** EXERCISE AIM **
Look through the lines below and extract any with the word "caption".

(Entries from a dataset)
[BEGIN]
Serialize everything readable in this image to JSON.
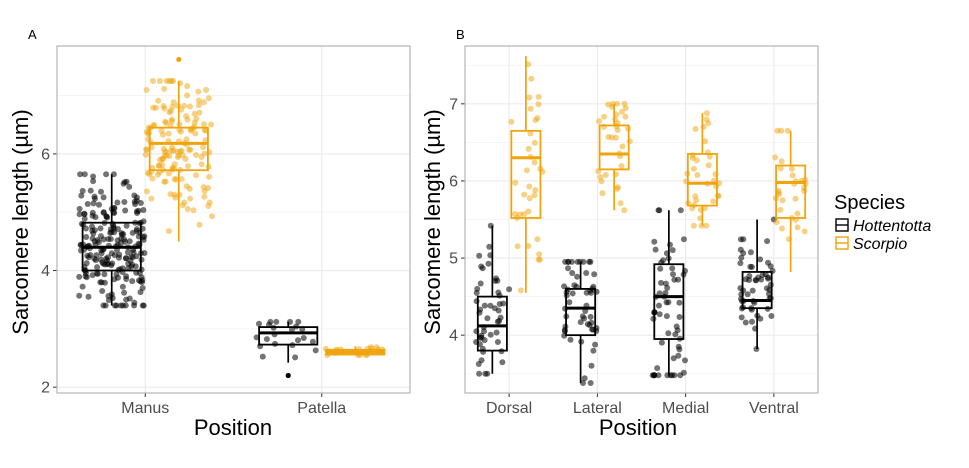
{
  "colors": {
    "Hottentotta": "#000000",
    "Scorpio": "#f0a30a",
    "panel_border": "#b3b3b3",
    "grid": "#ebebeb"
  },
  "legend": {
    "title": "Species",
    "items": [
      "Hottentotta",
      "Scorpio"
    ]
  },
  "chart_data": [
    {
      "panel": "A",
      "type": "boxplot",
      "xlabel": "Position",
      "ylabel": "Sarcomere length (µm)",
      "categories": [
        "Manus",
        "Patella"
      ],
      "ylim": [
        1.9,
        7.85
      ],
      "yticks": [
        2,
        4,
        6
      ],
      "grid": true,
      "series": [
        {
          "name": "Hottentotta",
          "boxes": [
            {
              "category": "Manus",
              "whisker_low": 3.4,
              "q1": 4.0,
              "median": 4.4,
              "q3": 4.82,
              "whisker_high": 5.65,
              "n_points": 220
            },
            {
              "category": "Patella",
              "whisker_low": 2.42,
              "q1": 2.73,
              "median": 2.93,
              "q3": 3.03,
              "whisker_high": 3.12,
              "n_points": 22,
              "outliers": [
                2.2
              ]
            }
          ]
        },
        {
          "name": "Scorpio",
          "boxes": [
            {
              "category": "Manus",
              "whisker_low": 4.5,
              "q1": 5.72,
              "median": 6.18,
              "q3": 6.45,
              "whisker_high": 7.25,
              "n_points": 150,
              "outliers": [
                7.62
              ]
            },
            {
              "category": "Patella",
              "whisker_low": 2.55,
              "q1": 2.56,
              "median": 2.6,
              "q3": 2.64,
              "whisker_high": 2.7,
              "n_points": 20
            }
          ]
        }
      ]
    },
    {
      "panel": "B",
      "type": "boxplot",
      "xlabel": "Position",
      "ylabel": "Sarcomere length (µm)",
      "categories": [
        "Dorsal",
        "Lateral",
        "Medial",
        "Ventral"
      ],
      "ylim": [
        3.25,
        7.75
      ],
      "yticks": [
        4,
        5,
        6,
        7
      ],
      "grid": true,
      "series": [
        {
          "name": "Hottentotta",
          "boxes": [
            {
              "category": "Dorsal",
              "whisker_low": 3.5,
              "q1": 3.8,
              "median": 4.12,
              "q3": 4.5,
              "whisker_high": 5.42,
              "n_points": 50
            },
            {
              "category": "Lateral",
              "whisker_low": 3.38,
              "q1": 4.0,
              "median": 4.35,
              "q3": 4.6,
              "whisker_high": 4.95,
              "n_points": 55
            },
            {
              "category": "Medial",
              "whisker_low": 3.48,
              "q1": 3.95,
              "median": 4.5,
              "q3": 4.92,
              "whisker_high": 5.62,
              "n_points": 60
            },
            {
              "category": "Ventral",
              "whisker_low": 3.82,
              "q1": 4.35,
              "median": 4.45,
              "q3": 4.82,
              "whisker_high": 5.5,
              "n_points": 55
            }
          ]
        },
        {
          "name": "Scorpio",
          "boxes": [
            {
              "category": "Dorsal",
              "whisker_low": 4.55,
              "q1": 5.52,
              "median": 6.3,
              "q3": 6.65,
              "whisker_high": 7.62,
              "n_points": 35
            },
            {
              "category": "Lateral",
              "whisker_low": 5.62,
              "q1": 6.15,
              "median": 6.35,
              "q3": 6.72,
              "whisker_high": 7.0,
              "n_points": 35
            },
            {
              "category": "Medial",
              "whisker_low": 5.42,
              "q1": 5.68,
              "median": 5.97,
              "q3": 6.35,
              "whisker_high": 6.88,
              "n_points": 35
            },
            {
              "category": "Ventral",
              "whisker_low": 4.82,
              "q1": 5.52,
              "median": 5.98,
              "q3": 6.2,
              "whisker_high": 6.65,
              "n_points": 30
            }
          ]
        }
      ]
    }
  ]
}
[END]
[BEGIN]
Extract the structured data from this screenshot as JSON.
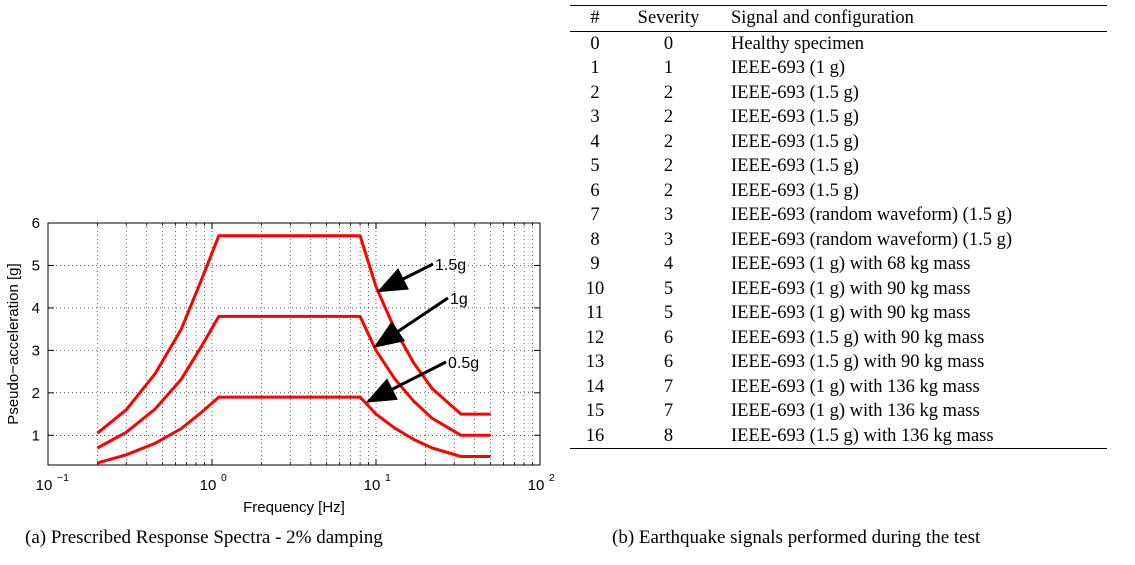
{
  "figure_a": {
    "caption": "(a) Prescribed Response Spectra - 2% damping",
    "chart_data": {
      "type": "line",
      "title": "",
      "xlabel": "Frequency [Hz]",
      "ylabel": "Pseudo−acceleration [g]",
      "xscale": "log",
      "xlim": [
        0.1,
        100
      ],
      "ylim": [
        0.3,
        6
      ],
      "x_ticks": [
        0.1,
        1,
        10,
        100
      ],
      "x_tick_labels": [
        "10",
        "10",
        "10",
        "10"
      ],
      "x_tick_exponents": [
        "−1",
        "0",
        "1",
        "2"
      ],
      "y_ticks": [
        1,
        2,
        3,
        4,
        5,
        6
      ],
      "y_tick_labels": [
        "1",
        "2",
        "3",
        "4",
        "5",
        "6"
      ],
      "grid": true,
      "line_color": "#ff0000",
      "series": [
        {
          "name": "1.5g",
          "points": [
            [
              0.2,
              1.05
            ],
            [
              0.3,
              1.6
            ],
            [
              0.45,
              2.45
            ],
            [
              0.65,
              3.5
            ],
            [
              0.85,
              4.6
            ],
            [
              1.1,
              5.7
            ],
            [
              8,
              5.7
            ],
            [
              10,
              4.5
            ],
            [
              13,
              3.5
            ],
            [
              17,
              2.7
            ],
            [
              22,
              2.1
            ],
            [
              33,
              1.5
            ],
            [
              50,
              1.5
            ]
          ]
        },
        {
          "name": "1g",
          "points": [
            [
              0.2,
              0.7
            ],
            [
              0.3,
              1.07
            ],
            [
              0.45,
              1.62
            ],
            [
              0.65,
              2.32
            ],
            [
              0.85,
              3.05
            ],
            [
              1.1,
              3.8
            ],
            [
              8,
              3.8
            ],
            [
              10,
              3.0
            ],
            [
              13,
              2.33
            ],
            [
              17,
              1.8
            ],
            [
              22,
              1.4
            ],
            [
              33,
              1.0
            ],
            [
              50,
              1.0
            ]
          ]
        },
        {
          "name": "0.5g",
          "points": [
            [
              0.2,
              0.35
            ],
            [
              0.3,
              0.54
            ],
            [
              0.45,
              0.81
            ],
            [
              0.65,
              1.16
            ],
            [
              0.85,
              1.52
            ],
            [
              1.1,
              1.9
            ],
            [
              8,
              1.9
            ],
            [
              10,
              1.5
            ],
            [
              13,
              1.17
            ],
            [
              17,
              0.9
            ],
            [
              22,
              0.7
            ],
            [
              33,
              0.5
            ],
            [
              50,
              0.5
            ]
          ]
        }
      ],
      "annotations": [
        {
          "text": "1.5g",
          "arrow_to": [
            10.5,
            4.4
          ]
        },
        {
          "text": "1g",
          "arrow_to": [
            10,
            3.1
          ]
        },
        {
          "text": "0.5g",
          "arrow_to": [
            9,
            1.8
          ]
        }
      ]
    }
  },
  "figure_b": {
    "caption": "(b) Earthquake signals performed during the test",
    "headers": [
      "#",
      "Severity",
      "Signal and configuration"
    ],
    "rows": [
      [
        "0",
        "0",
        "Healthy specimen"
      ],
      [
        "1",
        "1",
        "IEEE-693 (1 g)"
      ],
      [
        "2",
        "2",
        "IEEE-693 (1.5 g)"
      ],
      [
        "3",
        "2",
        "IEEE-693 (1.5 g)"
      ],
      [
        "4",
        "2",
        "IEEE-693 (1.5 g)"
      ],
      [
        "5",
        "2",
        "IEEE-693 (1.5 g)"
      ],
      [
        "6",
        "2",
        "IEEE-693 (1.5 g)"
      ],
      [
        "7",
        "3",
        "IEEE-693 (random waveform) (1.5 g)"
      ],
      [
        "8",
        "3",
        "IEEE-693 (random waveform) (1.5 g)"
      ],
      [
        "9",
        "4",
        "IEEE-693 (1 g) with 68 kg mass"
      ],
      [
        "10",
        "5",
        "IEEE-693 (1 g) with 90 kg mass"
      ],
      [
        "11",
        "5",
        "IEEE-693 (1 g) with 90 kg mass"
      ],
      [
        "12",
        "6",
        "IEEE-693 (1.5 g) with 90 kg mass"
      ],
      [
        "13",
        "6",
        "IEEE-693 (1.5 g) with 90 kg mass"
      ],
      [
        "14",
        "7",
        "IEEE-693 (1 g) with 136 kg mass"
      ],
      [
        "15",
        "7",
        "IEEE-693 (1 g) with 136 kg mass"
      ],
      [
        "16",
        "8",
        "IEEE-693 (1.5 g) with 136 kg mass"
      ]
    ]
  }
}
[END]
** TASK ANSWER **
    "caption": "(a) Prescribed Response Spectra - 2% damping",
    "caption": "(b) Earthquake signals performed during the test",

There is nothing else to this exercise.